→ **Document excerpt**
Compared with (5), the log-sum-exp trick not only smooths the objective, but also provides a principled and adaptive way to combine all the gradients from the k source domains. In words, (7) says that the gradient of MDAN is a convex combination of the gradients from all the domains. The larger the error from one domain, the larger the combination weight in the ensemble. As we will see in Sec. 5, the optimization problem (6) often leads to better generalizations in practice, which may partly be explained by the ensemble effect of multiple sources implied by the upper bound.

5 Experiments

We evaluate both hard and soft MDAN and compare them with state-of-the-art methods on three real-world datasets: the Amazon benchmark dataset [11] for sentiment analysis, a digit classification task that includes 4 datasets: MNIST [29], MNIST-M [17], SVHN [37], and Synth Digits [17], and a public, large-scale image dataset on vehicle counting from multiple city cameras [52]. Due to space limit, details about network architecture and training parameters of proposed and baseline methods, and detailed dataset description are described in appendix.

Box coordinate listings
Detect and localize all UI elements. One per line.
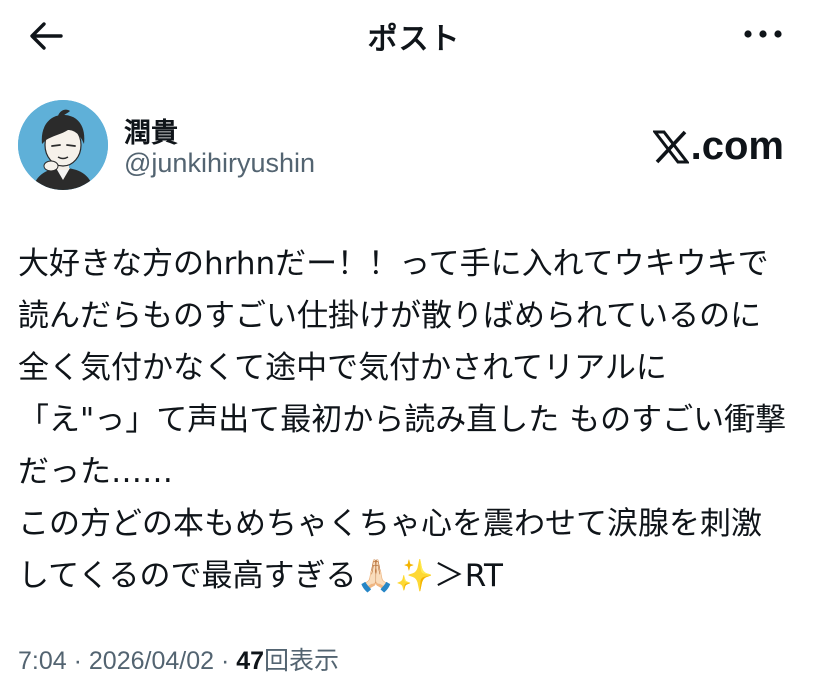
post-line: 読んだらものすごい仕掛けが散りばめられているのに xyxy=(18,298,762,334)
x-logo-icon xyxy=(652,130,689,164)
post-line: 大好きな方のhrhnだー！！って手に入れてウキウキで xyxy=(18,246,769,282)
post-line: してくるので最高すぎる🙏🏻✨＞RT xyxy=(18,558,503,594)
views-count[interactable]: 47 xyxy=(236,647,264,675)
top-bar: ポスト xyxy=(0,0,828,70)
more-options-button[interactable] xyxy=(738,22,788,46)
source-link[interactable]: .com xyxy=(652,124,784,169)
post-line: 「え"っ」て声出て最初から読み直した ものすごい衝撃 xyxy=(18,402,787,438)
source-domain: .com xyxy=(690,124,784,168)
meta-separator: · xyxy=(66,647,89,675)
post-date[interactable]: 2026/04/02 xyxy=(89,647,214,675)
views-label: 回表示 xyxy=(264,647,340,675)
post-line: この方どの本もめちゃくちゃ心を震わせて涙腺を刺激 xyxy=(18,506,762,542)
author-handle[interactable]: @junkihiryushin xyxy=(124,148,315,179)
post-metadata: 7:04 · 2026/04/02 · 47回表示 xyxy=(18,641,339,677)
avatar-illustration xyxy=(18,100,108,190)
post-time[interactable]: 7:04 xyxy=(18,647,67,675)
post-line: 全く気付かなくて途中で気付かされてリアルに xyxy=(18,350,667,386)
meta-separator: · xyxy=(214,647,237,675)
post-text: 大好きな方のhrhnだー！！って手に入れてウキウキで 読んだらものすごい仕掛けが… xyxy=(18,238,818,602)
page-title: ポスト xyxy=(367,22,461,57)
post-line: だった…… xyxy=(18,454,173,490)
author-display-name[interactable]: 潤貴 xyxy=(124,111,178,150)
more-dots-icon xyxy=(744,30,782,38)
avatar[interactable] xyxy=(18,100,108,190)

→ **What you are asked to do**
Quote the MDAN passage above in full, word for word.

→ **Task output**
Compared with (5), the log-sum-exp trick not only smooths the objective, but also provides a principled and adaptive way to combine all the gradients from the k source domains. In words, (7) says that the gradient of MDAN is a convex combination of the gradients from all the domains. The larger the error from one domain, the larger the combination weight in the ensemble. As we will see in Sec. 5, the optimization problem (6) often leads to better generalizations in practice, which may partly be explained by the ensemble effect of multiple sources implied by the upper bound.

5 Experiments

We evaluate both hard and soft MDAN and compare them with state-of-the-art methods on three real-world datasets: the Amazon benchmark dataset [11] for sentiment analysis, a digit classification task that includes 4 datasets: MNIST [29], MNIST-M [17], SVHN [37], and Synth Digits [17], and a public, large-scale image dataset on vehicle counting from multiple city cameras [52]. Due to space limit, details about network architecture and training parameters of proposed and baseline methods, and detailed dataset description are described in appendix.